+++ Extracted entries

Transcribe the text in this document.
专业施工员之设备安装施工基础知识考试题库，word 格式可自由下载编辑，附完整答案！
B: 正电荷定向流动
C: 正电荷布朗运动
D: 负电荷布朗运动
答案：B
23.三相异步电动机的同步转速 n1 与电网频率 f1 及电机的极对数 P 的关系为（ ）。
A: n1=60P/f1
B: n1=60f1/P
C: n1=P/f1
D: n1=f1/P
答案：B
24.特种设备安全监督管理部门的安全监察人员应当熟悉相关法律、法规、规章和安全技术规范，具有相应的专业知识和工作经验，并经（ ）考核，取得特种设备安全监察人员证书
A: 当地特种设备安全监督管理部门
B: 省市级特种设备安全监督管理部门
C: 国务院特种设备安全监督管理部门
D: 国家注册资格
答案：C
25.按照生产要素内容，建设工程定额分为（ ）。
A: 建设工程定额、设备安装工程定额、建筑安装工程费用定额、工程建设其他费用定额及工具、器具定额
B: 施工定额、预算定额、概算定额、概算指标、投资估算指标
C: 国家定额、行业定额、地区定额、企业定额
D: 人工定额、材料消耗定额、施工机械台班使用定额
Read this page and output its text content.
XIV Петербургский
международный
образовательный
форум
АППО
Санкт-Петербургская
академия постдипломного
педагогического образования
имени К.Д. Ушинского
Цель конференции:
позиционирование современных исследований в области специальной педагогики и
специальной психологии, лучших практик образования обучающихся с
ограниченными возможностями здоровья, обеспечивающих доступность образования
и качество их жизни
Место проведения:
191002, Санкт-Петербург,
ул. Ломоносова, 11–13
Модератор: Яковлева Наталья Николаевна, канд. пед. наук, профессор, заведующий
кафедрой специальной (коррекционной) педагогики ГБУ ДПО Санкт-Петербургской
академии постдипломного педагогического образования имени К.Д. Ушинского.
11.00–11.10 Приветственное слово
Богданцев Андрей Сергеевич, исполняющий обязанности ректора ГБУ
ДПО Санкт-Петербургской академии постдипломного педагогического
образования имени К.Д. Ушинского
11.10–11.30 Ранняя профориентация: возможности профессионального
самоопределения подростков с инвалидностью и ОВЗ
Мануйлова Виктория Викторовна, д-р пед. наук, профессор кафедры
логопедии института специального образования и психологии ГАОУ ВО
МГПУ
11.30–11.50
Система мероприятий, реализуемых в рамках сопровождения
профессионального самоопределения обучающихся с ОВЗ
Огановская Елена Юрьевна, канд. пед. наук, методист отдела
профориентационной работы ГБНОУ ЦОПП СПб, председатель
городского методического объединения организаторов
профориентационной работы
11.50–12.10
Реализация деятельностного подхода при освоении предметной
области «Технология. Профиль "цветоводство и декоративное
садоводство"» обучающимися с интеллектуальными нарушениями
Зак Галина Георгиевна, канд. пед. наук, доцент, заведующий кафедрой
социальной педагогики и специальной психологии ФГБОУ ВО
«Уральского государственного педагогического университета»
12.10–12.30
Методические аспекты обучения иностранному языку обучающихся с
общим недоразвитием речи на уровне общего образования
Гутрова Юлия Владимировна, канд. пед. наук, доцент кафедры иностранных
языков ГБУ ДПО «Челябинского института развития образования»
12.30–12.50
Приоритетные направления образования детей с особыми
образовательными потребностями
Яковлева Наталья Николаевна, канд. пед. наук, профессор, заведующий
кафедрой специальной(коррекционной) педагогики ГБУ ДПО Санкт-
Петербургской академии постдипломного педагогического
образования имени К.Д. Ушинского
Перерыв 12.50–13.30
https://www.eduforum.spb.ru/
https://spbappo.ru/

++++++

**Job:** Copy all of the material word for word.

**Exercise result:**
Transcribe the text in this document.
专业施工员之设备安装施工基础知识考试题库，word 格式可自由下载编辑，附完整答案！
B: 正电荷定向流动
C: 正电荷布朗运动
D: 负电荷布朗运动
答案：B
23.三相异步电动机的同步转速 n1 与电网频率 f1 及电机的极对数 P 的关系为（ ）。
A: n1=60P/f1
B: n1=60f1/P
C: n1=P/f1
D: n1=f1/P
答案：B
24.特种设备安全监督管理部门的安全监察人员应当熟悉相关法律、法规、规章和安全技术规范，具有相应的专业知识和工作经验，并经（ ）考核，取得特种设备安全监察人员证书
A: 当地特种设备安全监督管理部门
B: 省市级特种设备安全监督管理部门
C: 国务院特种设备安全监督管理部门
D: 国家注册资格
答案：C
25.按照生产要素内容，建设工程定额分为（ ）。
A: 建设工程定额、设备安装工程定额、建筑安装工程费用定额、工程建设其他费用定额及工具、器具定额
B: 施工定额、预算定额、概算定额、概算指标、投资估算指标
C: 国家定额、行业定额、地区定额、企业定额
D: 人工定额、材料消耗定额、施工机械台班使用定额
Read this page and output its text content.
XIV Петербургский
международный
образовательный
форум
АППО
Санкт-Петербургская
академия постдипломного
педагогического образования
имени К.Д. Ушинского
Цель конференции:
позиционирование современных исследований в области специальной педагогики и
специальной психологии, лучших практик образования обучающихся с
ограниченными возможностями здоровья, обеспечивающих доступность образования
и качество их жизни
Место проведения:
191002, Санкт-Петербург,
ул. Ломоносова, 11–13
Модератор: Яковлева Наталья Николаевна, канд. пед. наук, профессор, заведующий
кафедрой специальной (коррекционной) педагогики ГБУ ДПО Санкт-Петербургской
академии постдипломного педагогического образования имени К.Д. Ушинского.
11.00–11.10 Приветственное слово
Богданцев Андрей Сергеевич, исполняющий обязанности ректора ГБУ
ДПО Санкт-Петербургской академии постдипломного педагогического
образования имени К.Д. Ушинского
11.10–11.30 Ранняя профориентация: возможности профессионального
самоопределения подростков с инвалидностью и ОВЗ
Мануйлова Виктория Викторовна, д-р пед. наук, профессор кафедры
логопедии института специального образования и психологии ГАОУ ВО
МГПУ
11.30–11.50
Система мероприятий, реализуемых в рамках сопровождения
профессионального самоопределения обучающихся с ОВЗ
Огановская Елена Юрьевна, канд. пед. наук, методист отдела
профориентационной работы ГБНОУ ЦОПП СПб, председатель
городского методического объединения организаторов
профориентационной работы
11.50–12.10
Реализация деятельностного подхода при освоении предметной
области «Технология. Профиль "цветоводство и декоративное
садоводство"» обучающимися с интеллектуальными нарушениями
Зак Галина Георгиевна, канд. пед. наук, доцент, заведующий кафедрой
социальной педагогики и специальной психологии ФГБОУ ВО
«Уральского государственного педагогического университета»
12.10–12.30
Методические аспекты обучения иностранному языку обучающихся с
общим недоразвитием речи на уровне общего образования
Гутрова Юлия Владимировна, канд. пед. наук, доцент кафедры иностранных
языков ГБУ ДПО «Челябинского института развития образования»
12.30–12.50
Приоритетные направления образования детей с особыми
образовательными потребностями
Яковлева Наталья Николаевна, канд. пед. наук, профессор, заведующий
кафедрой специальной(коррекционной) педагогики ГБУ ДПО Санкт-
Петербургской академии постдипломного педагогического
образования имени К.Д. Ушинского
Перерыв 12.50–13.30
https://www.eduforum.spb.ru/
https://spbappo.ru/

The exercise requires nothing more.